→ **Requirement**
Swap "candle-body" for "candlestick" throughout the records below and write them out again with nothing else changed. Leave the pictures out.

→ **Material for this exercise**
+ + + + +

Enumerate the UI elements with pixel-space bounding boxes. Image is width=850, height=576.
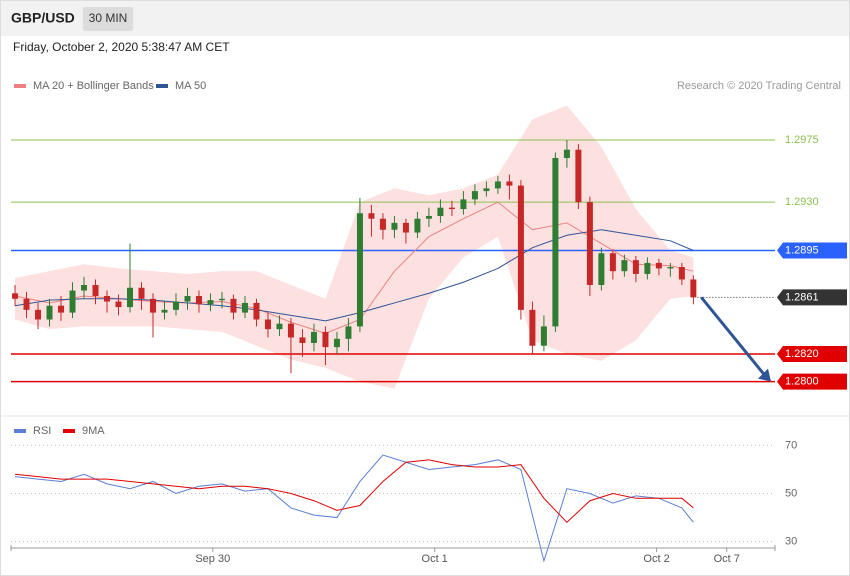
interval-badge[interactable] [83,7,133,31]
legend-label: MA 50 [175,80,206,92]
candle-body [356,213,363,327]
candle-body [138,287,145,299]
candle-body [58,305,65,313]
last-price-label: 1.2861 [785,291,819,303]
level-label-box [777,373,847,390]
candle-body [529,309,536,346]
candle-body [425,215,432,219]
candle-body [563,149,570,158]
candle-body [609,253,616,272]
legend-label: RSI [33,425,51,437]
candle-body [391,222,398,230]
forecast-arrowhead [758,368,771,382]
candle-body [115,301,122,308]
candle-body [506,181,513,186]
candle-body [379,218,386,230]
level-label-box [777,346,847,363]
header-bar [1,1,849,36]
legend-swatch [156,84,168,88]
candle-body [92,284,99,297]
x-tick-label: Oct 2 [643,553,669,565]
candle-body [460,199,467,210]
candle-body [299,337,306,343]
candle-body [575,149,582,203]
timestamp: Friday, October 2, 2020 5:38:47 AM CET [13,40,230,54]
candle-body [161,309,168,313]
candle-body [126,287,133,308]
candle-body [12,293,19,299]
candle-body [437,207,444,216]
candle-body [310,331,317,343]
candle-body [322,331,329,348]
candle-body [276,323,283,330]
candle-body [241,302,248,313]
candle-body [598,253,605,285]
legend-swatch [63,429,75,433]
candle-body [149,298,156,313]
level-label: 1.2820 [785,348,819,360]
candle-body [678,267,685,280]
candle-body [655,262,662,269]
level-label: 1.2800 [785,376,819,388]
bollinger-band [15,105,694,389]
level-label: 1.2930 [785,196,819,208]
candle-body [172,301,179,310]
indicator-line [14,459,694,524]
x-tick-label: Oct 1 [422,553,448,565]
candle-body [540,326,547,346]
candle-body [207,300,214,305]
symbol: GBP/USD [11,10,75,26]
candle-body [644,262,651,274]
x-tick-label: Oct 7 [714,553,740,565]
y-tick-label: 70 [785,439,797,451]
candle-body [287,323,294,338]
interval[interactable]: 30 MIN [89,11,128,25]
candle-body [448,207,455,210]
y-tick-label: 30 [785,536,797,548]
level-label: 1.2895 [785,244,819,256]
candle-body [46,305,53,320]
candle-body [586,202,593,285]
candle-body [230,298,237,313]
candle-body [402,222,409,233]
candle-body [552,157,559,327]
candle-body [632,260,639,274]
candle-body [253,302,260,320]
candle-body [414,218,421,233]
legend-label: 9MA [82,425,105,437]
candle-body [184,296,191,302]
forecast-arrow [700,296,767,377]
last-price-box [777,289,847,306]
candle-body [517,185,524,310]
candle-body [81,284,88,291]
candle-body [333,338,340,348]
candle-body [23,298,30,310]
candle-body [483,188,490,192]
candle-body [368,213,375,219]
legend-label: MA 20 + Bollinger Bands [33,80,154,92]
legend-swatch [14,84,26,88]
level-label-box [777,242,847,259]
candle-body [104,296,111,302]
candle-body [218,298,225,301]
candle-body [69,290,76,313]
x-tick-label: Sep 30 [195,553,230,565]
legend-swatch [14,429,26,433]
indicator-line [14,454,694,563]
candle-body [264,319,271,330]
y-tick-label: 50 [785,487,797,499]
candle-body [621,260,628,272]
candle-body [494,181,501,189]
candle-body [345,326,352,339]
credit: Research © 2020 Trading Central [677,80,841,92]
candle-body [471,191,478,200]
candle-body [690,279,697,298]
level-label: 1.2975 [785,134,819,146]
candle-body [195,296,202,305]
candle-body [667,267,674,269]
candle-body [35,309,42,320]
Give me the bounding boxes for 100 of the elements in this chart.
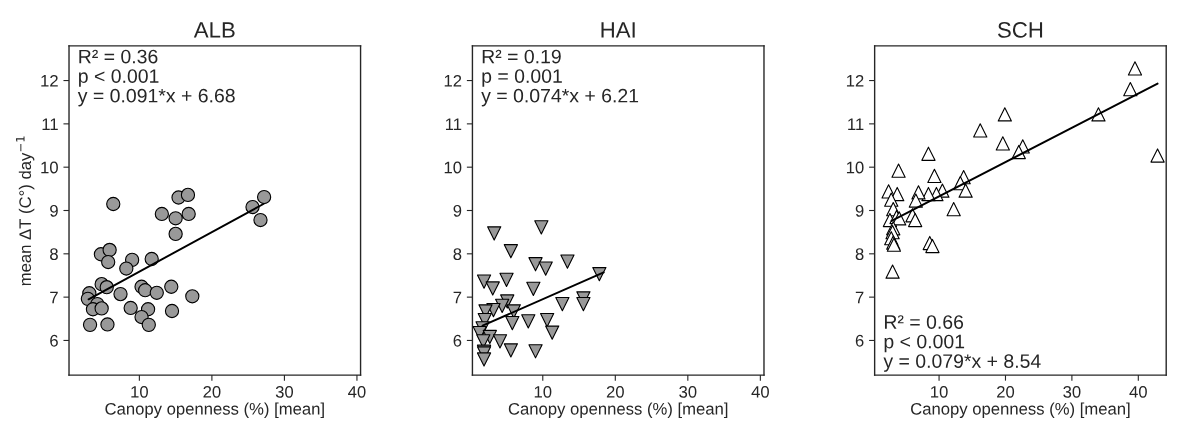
y-tick-label: 10 [41,161,58,174]
x-tick-label: 20 [997,385,1015,398]
annotation: p < 0.001 [79,69,159,87]
x-tick-label: 30 [275,385,294,398]
point [492,334,508,349]
point [503,343,519,358]
y-tick-label: 9 [50,204,58,217]
x-tick-label: 30 [679,385,697,398]
point [576,296,591,312]
point [102,242,117,258]
y-tick-label: 10 [846,161,864,174]
point [106,196,121,212]
x-axis-title: Canopy openness (%) [mean] [911,402,1130,418]
point [164,279,179,294]
y-tick-label: 12 [41,74,58,87]
annotation: y = 0.079*x + 8.54 [883,354,1041,372]
point [555,296,570,312]
point [885,264,900,279]
annotation: R² = 0.19 [482,49,561,64]
point [138,283,153,298]
point [168,211,183,226]
point [528,257,543,272]
annotation: R² = 0.36 [79,49,158,64]
chart-title: ALB [193,22,235,38]
point [164,303,180,319]
point [946,202,961,217]
point [100,317,115,332]
y-tick-label: 8 [453,248,462,261]
annotation: p < 0.001 [884,334,965,353]
point [487,226,502,241]
y-tick-label: 6 [855,334,864,347]
point [82,317,98,333]
point [485,281,500,296]
y-axis-title: mean ΔT (C°) day$^{−1}$ [16,136,35,286]
x-axis-title: Canopy openness (%) [mean] [508,402,728,418]
point [499,272,514,287]
point [995,136,1010,151]
annotation: p = 0.001 [482,69,562,87]
y-tick-label: 8 [50,248,58,261]
x-tick-label: 10 [931,385,948,398]
y-tick-label: 12 [846,74,864,87]
point [168,226,183,242]
x-tick-label: 40 [751,385,769,398]
point [539,312,555,328]
point [534,220,549,235]
point [908,212,923,228]
annotation: R² = 0.66 [884,315,964,329]
point [101,254,116,270]
point [476,274,492,289]
point [560,254,575,269]
point [256,189,272,205]
y-tick-label: 8 [855,248,864,261]
chart-title: HAI [601,22,635,38]
y-tick-label: 6 [453,334,462,347]
x-tick-label: 10 [534,385,552,398]
y-tick-label: 9 [855,204,864,217]
y-tick-label: 11 [42,118,58,130]
y-tick-label: 6 [50,334,58,347]
annotation: y = 0.091*x + 6.68 [77,88,235,107]
point [1127,61,1143,76]
point [181,206,196,222]
x-tick-label: 20 [606,385,624,398]
x-tick-label: 10 [131,385,148,398]
point [141,317,156,333]
point [123,300,138,316]
point [526,281,541,297]
y-tick-label: 7 [50,291,58,304]
y-tick-label: 12 [444,74,462,87]
point [149,285,164,300]
x-tick-label: 40 [1129,385,1147,398]
point [119,261,134,276]
y-tick-label: 7 [453,291,462,304]
point [476,352,492,367]
point [503,244,519,259]
x-tick-label: 20 [203,385,221,398]
y-tick-label: 7 [855,291,864,304]
y-tick-label: 11 [848,118,864,130]
y-tick-label: 9 [453,204,462,217]
point [545,325,560,340]
point [908,193,923,208]
point [505,315,520,331]
point [538,261,553,276]
point [94,301,109,316]
point [927,168,942,183]
y-tick-label: 11 [445,118,462,130]
point [113,286,128,302]
point [973,123,988,138]
point [154,206,169,222]
point [921,146,936,161]
point [185,289,200,304]
chart-title: SCH [997,22,1043,38]
point [997,107,1012,122]
annotation: y = 0.074*x + 6.21 [481,88,639,107]
point [521,314,536,329]
x-tick-label: 30 [1063,385,1081,398]
x-axis-title: Canopy openness (%) [mean] [105,402,324,418]
point [891,163,906,178]
point [1150,148,1165,163]
y-tick-label: 10 [444,161,462,174]
point [253,212,268,228]
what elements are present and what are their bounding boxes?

+ + + + +

→ **Solution to this task**
Enumerate the UI elements with pixel-space bounding boxes. Image is width=850, height=576.
interval-badge[interactable] [83,7,133,31]
legend-label: MA 50 [175,80,206,92]
candlestick [356,213,363,327]
candlestick [138,287,145,299]
candlestick [58,305,65,313]
last-price-label: 1.2861 [785,291,819,303]
level-label-box [777,373,847,390]
candlestick [529,309,536,346]
candlestick [425,215,432,219]
candlestick [563,149,570,158]
candlestick [609,253,616,272]
legend-label: RSI [33,425,51,437]
candlestick [391,222,398,230]
forecast-arrowhead [758,368,771,382]
candlestick [115,301,122,308]
candlestick [506,181,513,186]
candlestick [379,218,386,230]
level-label-box [777,346,847,363]
header-bar [1,1,849,36]
legend-swatch [156,84,168,88]
candlestick [92,284,99,297]
x-tick-label: Oct 2 [643,553,669,565]
candlestick [460,199,467,210]
candlestick [299,337,306,343]
candlestick [575,149,582,203]
timestamp: Friday, October 2, 2020 5:38:47 AM CET [13,40,230,54]
candlestick [161,309,168,313]
candlestick [126,287,133,308]
candlestick [12,293,19,299]
candlestick [437,207,444,216]
candlestick [310,331,317,343]
candlestick [322,331,329,348]
candlestick [276,323,283,330]
candlestick [241,302,248,313]
candlestick [598,253,605,285]
legend-swatch [63,429,75,433]
candlestick [149,298,156,313]
level-label: 1.2820 [785,348,819,360]
candlestick [678,267,685,280]
candlestick [655,262,662,269]
level-label: 1.2800 [785,376,819,388]
bollinger-band [15,105,694,389]
level-label: 1.2930 [785,196,819,208]
candlestick [172,301,179,310]
indicator-line [14,459,694,524]
x-tick-label: Oct 1 [422,553,448,565]
candlestick [540,326,547,346]
candlestick [207,300,214,305]
symbol: GBP/USD [11,10,75,26]
candlestick [644,262,651,274]
x-tick-label: Oct 7 [714,553,740,565]
y-tick-label: 70 [785,439,797,451]
candlestick [287,323,294,338]
interval[interactable]: 30 MIN [89,11,128,25]
candlestick [448,207,455,210]
y-tick-label: 30 [785,536,797,548]
level-label: 1.2895 [785,244,819,256]
candlestick [46,305,53,320]
candlestick [586,202,593,285]
candlestick [230,298,237,313]
candlestick [402,222,409,233]
candlestick [552,157,559,327]
candlestick [632,260,639,274]
candlestick [253,302,260,320]
candlestick [414,218,421,233]
legend-label: 9MA [82,425,105,437]
candlestick [184,296,191,302]
forecast-arrow [700,296,767,377]
last-price-box [777,289,847,306]
candlestick [517,185,524,310]
candlestick [81,284,88,291]
candlestick [333,338,340,348]
candlestick [23,298,30,310]
candlestick [483,188,490,192]
candlestick [368,213,375,219]
legend-label: MA 20 + Bollinger Bands [33,80,154,92]
legend-swatch [14,84,26,88]
level-label-box [777,242,847,259]
candlestick [104,296,111,302]
candlestick [218,298,225,301]
candlestick [69,290,76,313]
x-tick-label: Sep 30 [195,553,230,565]
legend-swatch [14,429,26,433]
indicator-line [14,454,694,563]
candlestick [264,319,271,330]
y-tick-label: 50 [785,487,797,499]
candlestick [621,260,628,272]
candlestick [494,181,501,189]
candlestick [345,326,352,339]
credit: Research © 2020 Trading Central [677,80,841,92]
candlestick [471,191,478,200]
candlestick [690,279,697,298]
level-label: 1.2975 [785,134,819,146]
candlestick [195,296,202,305]
candlestick [667,267,674,269]
candlestick [35,309,42,320]
Give me the bounding boxes for 100 of the elements in this chart.
y-tick-label: 10 [41,161,58,174]
x-tick-label: 20 [997,385,1015,398]
annotation: p < 0.001 [79,69,159,87]
x-tick-label: 30 [275,385,294,398]
point [492,334,508,349]
point [503,343,519,358]
y-tick-label: 9 [50,204,58,217]
x-tick-label: 30 [679,385,697,398]
point [576,296,591,312]
point [102,242,117,258]
y-tick-label: 10 [846,161,864,174]
point [106,196,121,212]
x-axis-title: Canopy openness (%) [mean] [911,402,1130,418]
point [164,279,179,294]
y-tick-label: 12 [41,74,58,87]
annotation: y = 0.079*x + 8.54 [883,354,1041,372]
point [555,296,570,312]
point [885,264,900,279]
annotation: R² = 0.19 [482,49,561,64]
point [138,283,153,298]
point [168,211,183,226]
point [528,257,543,272]
annotation: R² = 0.36 [79,49,158,64]
chart-title: ALB [193,22,235,38]
point [164,303,180,319]
point [946,202,961,217]
point [100,317,115,332]
y-tick-label: 8 [453,248,462,261]
annotation: p < 0.001 [884,334,965,353]
point [487,226,502,241]
y-tick-label: 6 [855,334,864,347]
point [82,317,98,333]
point [485,281,500,296]
y-axis-title: mean ΔT (C°) day$^{−1}$ [16,136,35,286]
x-axis-title: Canopy openness (%) [mean] [508,402,728,418]
point [499,272,514,287]
point [995,136,1010,151]
annotation: p = 0.001 [482,69,562,87]
y-tick-label: 8 [50,248,58,261]
x-tick-label: 10 [931,385,948,398]
y-tick-label: 12 [846,74,864,87]
point [168,226,183,242]
x-tick-label: 40 [751,385,769,398]
point [539,312,555,328]
point [534,220,549,235]
point [908,212,923,228]
annotation: R² = 0.66 [884,315,964,329]
point [101,254,116,270]
point [476,274,492,289]
point [560,254,575,269]
point [256,189,272,205]
y-tick-label: 8 [855,248,864,261]
chart-title: HAI [601,22,635,38]
y-tick-label: 6 [453,334,462,347]
x-tick-label: 10 [534,385,552,398]
y-tick-label: 9 [855,204,864,217]
y-tick-label: 11 [42,118,58,130]
y-tick-label: 6 [50,334,58,347]
annotation: y = 0.091*x + 6.68 [77,88,235,107]
point [1127,61,1143,76]
point [181,206,196,222]
x-tick-label: 20 [606,385,624,398]
x-tick-label: 10 [131,385,148,398]
point [141,317,156,333]
point [123,300,138,316]
point [526,281,541,297]
y-tick-label: 7 [50,291,58,304]
y-tick-label: 12 [444,74,462,87]
point [149,285,164,300]
x-tick-label: 40 [1129,385,1147,398]
point [119,261,134,276]
y-tick-label: 7 [453,291,462,304]
point [476,352,492,367]
point [503,244,519,259]
x-tick-label: 20 [203,385,221,398]
y-tick-label: 7 [855,291,864,304]
y-tick-label: 11 [848,118,864,130]
y-tick-label: 9 [453,204,462,217]
point [545,325,560,340]
point [908,193,923,208]
point [505,315,520,331]
point [538,261,553,276]
point [94,301,109,316]
point [927,168,942,183]
y-tick-label: 11 [445,118,462,130]
point [113,286,128,302]
point [973,123,988,138]
point [154,206,169,222]
point [921,146,936,161]
point [185,289,200,304]
chart-title: SCH [997,22,1043,38]
point [997,107,1012,122]
annotation: y = 0.074*x + 6.21 [481,88,639,107]
point [521,314,536,329]
x-tick-label: 30 [1063,385,1081,398]
x-axis-title: Canopy openness (%) [mean] [105,402,324,418]
point [891,163,906,178]
point [1150,148,1165,163]
y-tick-label: 10 [444,161,462,174]
point [253,212,268,228]
what elements are present and what are their bounding boxes?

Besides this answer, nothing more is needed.